Seek out every line containing the word "page", and copy each.

_ _ _ _

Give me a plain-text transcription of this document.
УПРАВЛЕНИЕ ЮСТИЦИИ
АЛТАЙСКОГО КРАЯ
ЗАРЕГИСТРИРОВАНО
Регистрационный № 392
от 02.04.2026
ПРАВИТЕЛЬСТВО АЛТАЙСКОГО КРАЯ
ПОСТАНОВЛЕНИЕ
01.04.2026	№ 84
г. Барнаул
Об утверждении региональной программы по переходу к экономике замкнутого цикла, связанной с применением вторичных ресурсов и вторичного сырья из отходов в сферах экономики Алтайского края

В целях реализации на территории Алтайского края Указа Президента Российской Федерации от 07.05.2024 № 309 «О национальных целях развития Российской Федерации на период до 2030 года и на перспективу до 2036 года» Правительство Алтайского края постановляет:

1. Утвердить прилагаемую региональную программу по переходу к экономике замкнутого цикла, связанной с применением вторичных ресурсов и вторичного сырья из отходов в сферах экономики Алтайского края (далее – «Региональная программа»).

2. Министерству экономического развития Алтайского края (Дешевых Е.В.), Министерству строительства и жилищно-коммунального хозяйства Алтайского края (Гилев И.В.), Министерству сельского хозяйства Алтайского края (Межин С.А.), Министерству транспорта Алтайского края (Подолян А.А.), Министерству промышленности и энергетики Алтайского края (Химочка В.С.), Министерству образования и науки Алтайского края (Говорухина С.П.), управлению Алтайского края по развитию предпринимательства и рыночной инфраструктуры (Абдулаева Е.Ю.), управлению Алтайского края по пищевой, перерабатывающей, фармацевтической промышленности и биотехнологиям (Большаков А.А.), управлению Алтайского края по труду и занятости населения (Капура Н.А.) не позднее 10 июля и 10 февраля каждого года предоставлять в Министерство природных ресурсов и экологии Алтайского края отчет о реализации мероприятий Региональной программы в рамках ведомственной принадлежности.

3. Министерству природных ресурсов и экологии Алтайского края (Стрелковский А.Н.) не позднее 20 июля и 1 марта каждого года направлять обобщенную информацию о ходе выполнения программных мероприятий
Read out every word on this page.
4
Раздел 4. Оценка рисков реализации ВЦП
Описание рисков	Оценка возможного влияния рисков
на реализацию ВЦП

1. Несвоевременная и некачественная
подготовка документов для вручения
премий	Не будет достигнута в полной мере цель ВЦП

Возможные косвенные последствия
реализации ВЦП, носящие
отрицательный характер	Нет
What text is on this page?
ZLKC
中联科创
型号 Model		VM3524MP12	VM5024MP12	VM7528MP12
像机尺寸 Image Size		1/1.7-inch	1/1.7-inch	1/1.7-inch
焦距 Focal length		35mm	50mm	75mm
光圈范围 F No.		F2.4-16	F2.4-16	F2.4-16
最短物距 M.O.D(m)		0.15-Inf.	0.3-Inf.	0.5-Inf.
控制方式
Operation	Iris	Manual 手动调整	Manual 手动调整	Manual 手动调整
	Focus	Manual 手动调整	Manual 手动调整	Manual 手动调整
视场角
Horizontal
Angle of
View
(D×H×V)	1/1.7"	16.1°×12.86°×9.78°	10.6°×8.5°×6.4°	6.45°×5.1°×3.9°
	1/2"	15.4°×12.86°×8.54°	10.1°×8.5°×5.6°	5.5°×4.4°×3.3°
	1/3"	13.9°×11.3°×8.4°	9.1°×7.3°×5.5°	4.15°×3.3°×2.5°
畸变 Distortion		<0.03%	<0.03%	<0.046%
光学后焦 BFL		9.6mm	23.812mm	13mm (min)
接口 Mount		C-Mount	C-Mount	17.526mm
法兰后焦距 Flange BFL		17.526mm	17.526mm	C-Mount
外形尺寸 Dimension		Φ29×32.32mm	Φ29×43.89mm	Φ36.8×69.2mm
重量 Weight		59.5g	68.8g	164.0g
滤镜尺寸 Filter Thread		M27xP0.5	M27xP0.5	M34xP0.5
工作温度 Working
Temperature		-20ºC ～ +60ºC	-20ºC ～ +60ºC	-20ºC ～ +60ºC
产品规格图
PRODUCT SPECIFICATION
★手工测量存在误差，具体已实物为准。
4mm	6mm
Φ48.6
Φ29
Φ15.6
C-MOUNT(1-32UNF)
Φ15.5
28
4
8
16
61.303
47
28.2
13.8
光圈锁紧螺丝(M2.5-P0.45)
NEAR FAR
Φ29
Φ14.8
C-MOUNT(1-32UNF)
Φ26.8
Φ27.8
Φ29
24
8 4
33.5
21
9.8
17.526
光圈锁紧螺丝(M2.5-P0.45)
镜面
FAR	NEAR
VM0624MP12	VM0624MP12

_ _ _ _

Answer for this exercise:
Read out every word on this page.
What text is on this page?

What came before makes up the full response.